- _Short problem_: State only the number of lines that include "Единицы".

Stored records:

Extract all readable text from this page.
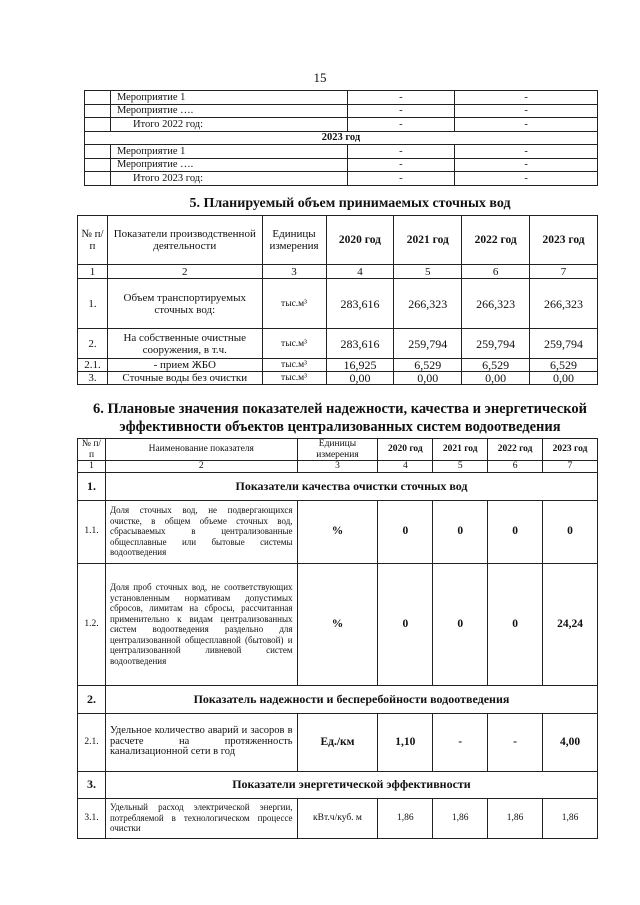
15
	Мероприятие 1	-	-
	Мероприятие ….	-	-
	Итого 2022 год:	-	-
2023 год			
	Мероприятие 1	-	-
	Мероприятие ….	-	-
	Итого 2023 год:	-	-
5. Планируемый объем принимаемых сточных вод
№ п/п	Показатели производственной деятельности	Единицы измерения	2020 год	2021 год	2022 год	2023 год
1	2	3	4	5	6	7
1.	Объем транспортируемых сточных вод:	тыс.м³	283,616	266,323	266,323	266,323
2.	На собственные очистные сооружения, в т.ч.	тыс.м³	283,616	259,794	259,794	259,794
2.1.	- прием ЖБО	тыс.м³	16,925	6,529	6,529	6,529
3.	Сточные воды без очистки	тыс.м³	0,00	0,00	0,00	0,00
6. Плановые значения показателей надежности, качества и энергетической эффективности объектов централизованных систем водоотведения
№ п/п	Наименование показателя	Единицы измерения	2020 год	2021 год	2022 год	2023 год
1	2	3	4	5	6	7
1.	Показатели качества очистки сточных вод					
1.1.	Доля сточных вод, не подвергающихся очистке, в общем объеме сточных вод, сбрасываемых в централизованные общесплавные или бытовые системы водоотведения	%	0	0	0	0
1.2.	Доля проб сточных вод, не соответствующих установленным нормативам допустимых сбросов, лимитам на сбросы, рассчитанная применительно к видам централизованных систем водоотведения раздельно для централизованной общесплавной (бытовой) и централизованной ливневой систем водоотведения	%	0	0	0	24,24
2.	Показатель надежности и бесперебойности водоотведения					
2.1.	Удельное количество аварий и засоров в расчете на протяженность канализационной сети в год	Ед./км	1,10	-	-	4,00
3.	Показатели энергетической эффективности					
3.1.	Удельный расход электрической энергии, потребляемой в технологическом процессе очистки	кВт.ч/куб. м	1,86	1,86	1,86	1,86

- _Solution for this exercise_: 2